## [Work required]
Locate every line in the records below that contains the word "Prices", and copy each one.
----
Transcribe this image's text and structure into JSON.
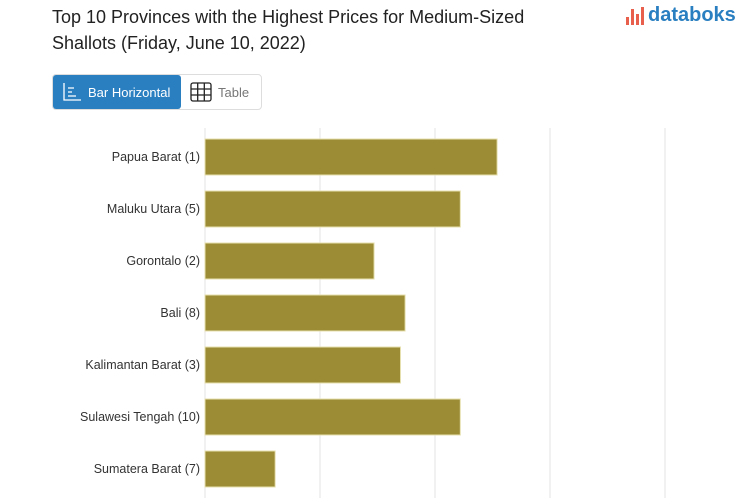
{
  "title": "Top 10 Provinces with the Highest Prices for Medium-Sized Shallots (Friday, June 10, 2022)",
  "logo": "databoks",
  "toggle": {
    "bar_label": "Bar Horizontal",
    "table_label": "Table",
    "bar_icon": "bar-chart-icon",
    "table_icon": "table-grid-icon",
    "active": "bar"
  },
  "colors": {
    "bar": "#9c8c35",
    "accent": "#2a7fc1",
    "logo_mark": "#e8604c"
  },
  "chart_data": {
    "type": "bar",
    "orientation": "horizontal",
    "title": "Top 10 Provinces with the Highest Prices for Medium-Sized Shallots (Friday, June 10, 2022)",
    "categories": [
      "Papua Barat (1)",
      "Maluku Utara (5)",
      "Gorontalo (2)",
      "Bali (8)",
      "Kalimantan Barat (3)",
      "Sulawesi Tengah (10)",
      "Sumatera Barat (7)"
    ],
    "values": [
      2.54,
      2.22,
      1.47,
      1.74,
      1.7,
      2.22,
      0.61
    ],
    "value_units": "gridline intervals (axis tick labels not visible)",
    "xlim": [
      0,
      4.3
    ],
    "grid": true,
    "legend": "none"
  }
}
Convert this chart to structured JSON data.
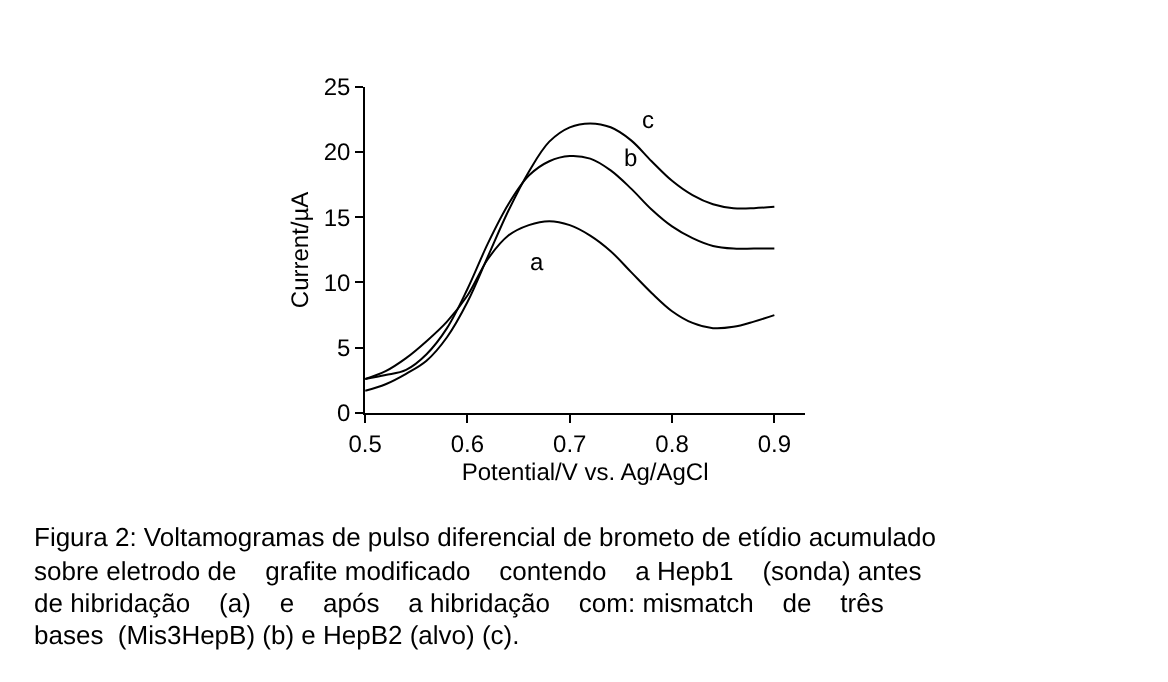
{
  "chart_data": {
    "type": "line",
    "xlabel": "Potential/V vs. Ag/AgCl",
    "ylabel": "Current/µA",
    "x": [
      0.5,
      0.52,
      0.54,
      0.56,
      0.58,
      0.6,
      0.62,
      0.64,
      0.66,
      0.68,
      0.7,
      0.72,
      0.74,
      0.76,
      0.78,
      0.8,
      0.82,
      0.84,
      0.86,
      0.88,
      0.9
    ],
    "series": [
      {
        "name": "a",
        "color": "#000000",
        "values": [
          2.6,
          3.2,
          4.2,
          5.5,
          7.0,
          9.0,
          11.8,
          13.6,
          14.4,
          14.7,
          14.4,
          13.6,
          12.4,
          10.8,
          9.2,
          7.8,
          6.9,
          6.5,
          6.6,
          7.0,
          7.5
        ]
      },
      {
        "name": "b",
        "color": "#000000",
        "values": [
          2.6,
          2.9,
          3.3,
          4.5,
          6.5,
          9.5,
          13.0,
          16.0,
          18.2,
          19.3,
          19.7,
          19.5,
          18.6,
          17.2,
          15.6,
          14.3,
          13.4,
          12.8,
          12.6,
          12.6,
          12.6
        ]
      },
      {
        "name": "c",
        "color": "#000000",
        "values": [
          1.7,
          2.2,
          3.0,
          4.0,
          5.8,
          8.5,
          12.0,
          15.5,
          18.5,
          20.8,
          21.9,
          22.2,
          21.9,
          20.9,
          19.3,
          17.8,
          16.7,
          16.0,
          15.7,
          15.7,
          15.8
        ]
      }
    ],
    "xlim": [
      0.5,
      0.93
    ],
    "ylim": [
      0,
      25
    ],
    "xticks": [
      0.5,
      0.6,
      0.7,
      0.8,
      0.9
    ],
    "yticks": [
      0,
      5,
      10,
      15,
      20,
      25
    ],
    "marker": "none",
    "line_style": "solid",
    "annotations": [
      "Figura 2: Voltamogramas de pulso diferencial de brometo de etídio acumulado",
      "sobre eletrodo de    grafite modificado    contendo    a Hepb1    (sonda) antes",
      "de hibridação    (a)    e    após    a hibridação    com: mismatch    de    três",
      "bases  (Mis3HepB) (b) e HepB2 (alvo) (c)."
    ]
  }
}
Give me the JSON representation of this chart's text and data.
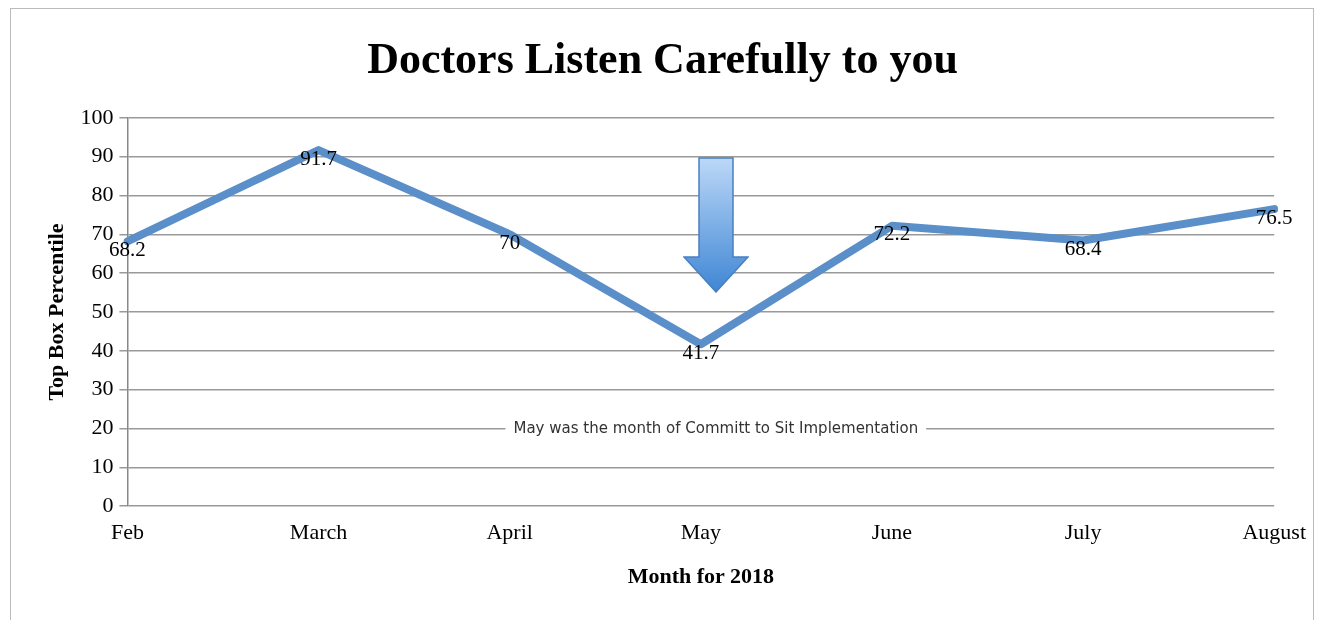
{
  "chart_data": {
    "type": "line",
    "title": "Doctors Listen Carefully to you",
    "xlabel": "Month for 2018",
    "ylabel": "Top Box Percentile",
    "categories": [
      "Feb",
      "March",
      "April",
      "May",
      "June",
      "July",
      "August"
    ],
    "series": [
      {
        "color": "#5b8fc9",
        "values": [
          68.2,
          91.7,
          70,
          41.7,
          72.2,
          68.4,
          76.5
        ]
      }
    ],
    "ylim": [
      0,
      100
    ],
    "yticks": [
      0,
      10,
      20,
      30,
      40,
      50,
      60,
      70,
      80,
      90,
      100
    ],
    "grid": "y",
    "legend": false,
    "marker": "none",
    "line_style": "solid",
    "data_labels": true,
    "annotations": [
      "May was the month of Committ to Sit Implementation"
    ]
  }
}
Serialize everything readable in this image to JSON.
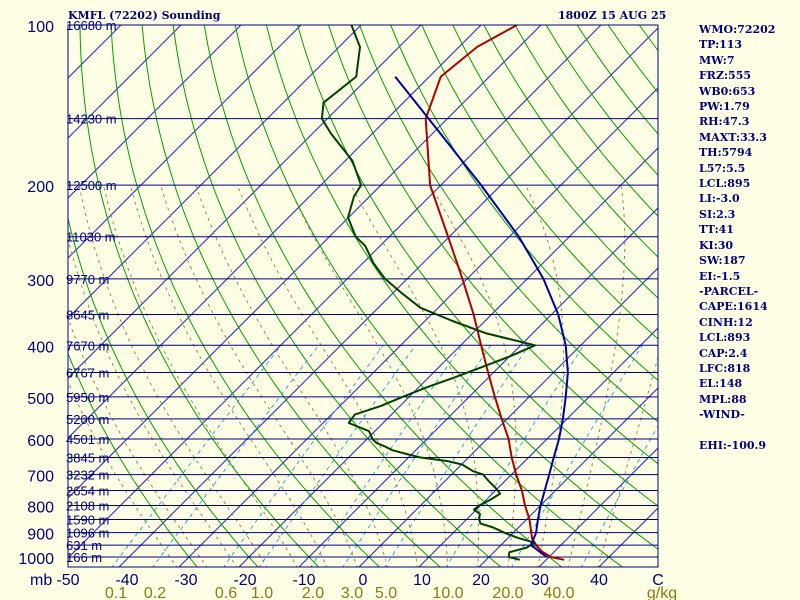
{
  "header": {
    "station": "KMFL (72202) Sounding",
    "time": "1800Z 15 AUG 25"
  },
  "indices": [
    "WMO:72202",
    "TP:113",
    "MW:7",
    "FRZ:555",
    "WB0:653",
    "PW:1.79",
    "RH:47.3",
    "MAXT:33.3",
    "TH:5794",
    "L57:5.5",
    "LCL:895",
    "LI:-3.0",
    "SI:2.3",
    "TT:41",
    "KI:30",
    "SW:187",
    "EI:-1.5",
    "-PARCEL-",
    "CAPE:1614",
    "CINH:12",
    "LCL:893",
    "CAP:2.4",
    "LFC:818",
    "EL:148",
    "MPL:88",
    "-WIND-",
    "",
    "EHI:-100.9"
  ],
  "colors": {
    "background": "#ffffe6",
    "isobar": "#000080",
    "isotherm": "#2020b0",
    "dry_adiabat": "#00a000",
    "moist_adiabat": "#8a8a60",
    "mixing_ratio": "#30a8d8",
    "temperature": "#b00000",
    "dewpoint": "#004000",
    "parcel": "#0000a0",
    "text": "#000080",
    "wr_text": "#8a7a10"
  },
  "chart_data": {
    "type": "line",
    "title": "KMFL (72202) Sounding",
    "subtitle": "1800Z 15 AUG 25",
    "pressure_axis": {
      "unit_label": "mb",
      "ticks": [
        100,
        200,
        300,
        400,
        500,
        600,
        700,
        800,
        900,
        1000
      ],
      "log_scale": true,
      "range": [
        1050,
        100
      ]
    },
    "temperature_axis": {
      "ticks": [
        "-50",
        "-40",
        "-30",
        "-20",
        "-10",
        "0",
        "10",
        "20",
        "30",
        "40",
        "C"
      ],
      "range": [
        -50,
        50
      ]
    },
    "mixing_ratio_axis": {
      "ticks": [
        "0.1",
        "0.2",
        "0.6",
        "1.0",
        "2.0",
        "3.0",
        "5.0",
        "10.0",
        "20.0",
        "40.0",
        "g/kg"
      ]
    },
    "height_labels": [
      {
        "p": 100,
        "label": "16680 m"
      },
      {
        "p": 150,
        "label": "14230 m"
      },
      {
        "p": 200,
        "label": "12500 m"
      },
      {
        "p": 250,
        "label": "11030 m"
      },
      {
        "p": 300,
        "label": "9770 m"
      },
      {
        "p": 350,
        "label": "8645 m"
      },
      {
        "p": 400,
        "label": "7670 m"
      },
      {
        "p": 450,
        "label": "6767 m"
      },
      {
        "p": 500,
        "label": "5950 m"
      },
      {
        "p": 550,
        "label": "5200 m"
      },
      {
        "p": 600,
        "label": "4501 m"
      },
      {
        "p": 650,
        "label": "3845 m"
      },
      {
        "p": 700,
        "label": "3232 m"
      },
      {
        "p": 750,
        "label": "2654 m"
      },
      {
        "p": 800,
        "label": "2108 m"
      },
      {
        "p": 850,
        "label": "1590 m"
      },
      {
        "p": 900,
        "label": "1096 m"
      },
      {
        "p": 950,
        "label": "631 m"
      },
      {
        "p": 1000,
        "label": "166 m"
      }
    ],
    "series": [
      {
        "key": "temperature",
        "points": [
          [
            1012,
            33
          ],
          [
            1000,
            30.3
          ],
          [
            975,
            27.8
          ],
          [
            950,
            25.9
          ],
          [
            925,
            24.2
          ],
          [
            900,
            23.0
          ],
          [
            850,
            20.5
          ],
          [
            800,
            17.4
          ],
          [
            750,
            14.4
          ],
          [
            700,
            10.8
          ],
          [
            650,
            7.2
          ],
          [
            600,
            3.6
          ],
          [
            550,
            -0.9
          ],
          [
            500,
            -5.7
          ],
          [
            450,
            -10.9
          ],
          [
            400,
            -16.6
          ],
          [
            350,
            -23.0
          ],
          [
            300,
            -30.8
          ],
          [
            250,
            -40.2
          ],
          [
            200,
            -51.8
          ],
          [
            150,
            -63.6
          ],
          [
            125,
            -68.1
          ],
          [
            110,
            -67.0
          ],
          [
            100,
            -64.0
          ]
        ]
      },
      {
        "key": "dewpoint",
        "points": [
          [
            1012,
            25.6
          ],
          [
            1000,
            23.3
          ],
          [
            980,
            22.6
          ],
          [
            960,
            24.7
          ],
          [
            940,
            25.2
          ],
          [
            920,
            21.5
          ],
          [
            900,
            18.5
          ],
          [
            880,
            15.8
          ],
          [
            865,
            13.0
          ],
          [
            850,
            12.1
          ],
          [
            830,
            11.3
          ],
          [
            815,
            9.6
          ],
          [
            800,
            9.8
          ],
          [
            780,
            10.7
          ],
          [
            760,
            11.3
          ],
          [
            740,
            9.4
          ],
          [
            720,
            7.3
          ],
          [
            700,
            5.3
          ],
          [
            690,
            3.1
          ],
          [
            680,
            1.6
          ],
          [
            670,
            0.1
          ],
          [
            660,
            -3.0
          ],
          [
            650,
            -8.0
          ],
          [
            640,
            -11.0
          ],
          [
            630,
            -13.9
          ],
          [
            620,
            -15.7
          ],
          [
            610,
            -17.8
          ],
          [
            600,
            -19.1
          ],
          [
            590,
            -20.0
          ],
          [
            580,
            -21.0
          ],
          [
            560,
            -25.7
          ],
          [
            540,
            -26.1
          ],
          [
            520,
            -23.2
          ],
          [
            500,
            -21.1
          ],
          [
            480,
            -18.7
          ],
          [
            460,
            -15.7
          ],
          [
            440,
            -12.9
          ],
          [
            420,
            -10.0
          ],
          [
            400,
            -7.6
          ],
          [
            380,
            -17.7
          ],
          [
            360,
            -25.4
          ],
          [
            340,
            -33.0
          ],
          [
            320,
            -38.3
          ],
          [
            300,
            -43.7
          ],
          [
            280,
            -48.3
          ],
          [
            260,
            -52.5
          ],
          [
            250,
            -55.6
          ],
          [
            230,
            -60.1
          ],
          [
            210,
            -62.6
          ],
          [
            200,
            -63.3
          ],
          [
            180,
            -68.8
          ],
          [
            160,
            -76.9
          ],
          [
            150,
            -80.9
          ],
          [
            140,
            -83.3
          ],
          [
            125,
            -82.2
          ],
          [
            110,
            -86.5
          ],
          [
            100,
            -91.6
          ]
        ]
      },
      {
        "key": "parcel",
        "points": [
          [
            1000,
            29.6
          ],
          [
            950,
            25.0
          ],
          [
            900,
            23.8
          ],
          [
            850,
            21.9
          ],
          [
            800,
            20.0
          ],
          [
            750,
            18.2
          ],
          [
            700,
            16.3
          ],
          [
            650,
            14.2
          ],
          [
            600,
            12.0
          ],
          [
            550,
            9.3
          ],
          [
            500,
            6.1
          ],
          [
            450,
            2.4
          ],
          [
            400,
            -2.5
          ],
          [
            350,
            -8.9
          ],
          [
            300,
            -17.3
          ],
          [
            250,
            -28.4
          ],
          [
            200,
            -43.3
          ],
          [
            150,
            -63.1
          ],
          [
            125,
            -75.7
          ]
        ]
      }
    ]
  }
}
----
## [The completed task]
  "title": "Top 10 Provinces with the Highest Prices for Medium-Sized Shallots (Friday, June 10, 2022)",
    "title": "Top 10 Provinces with the Highest Prices for Medium-Sized Shallots (Friday, June 10, 2022)",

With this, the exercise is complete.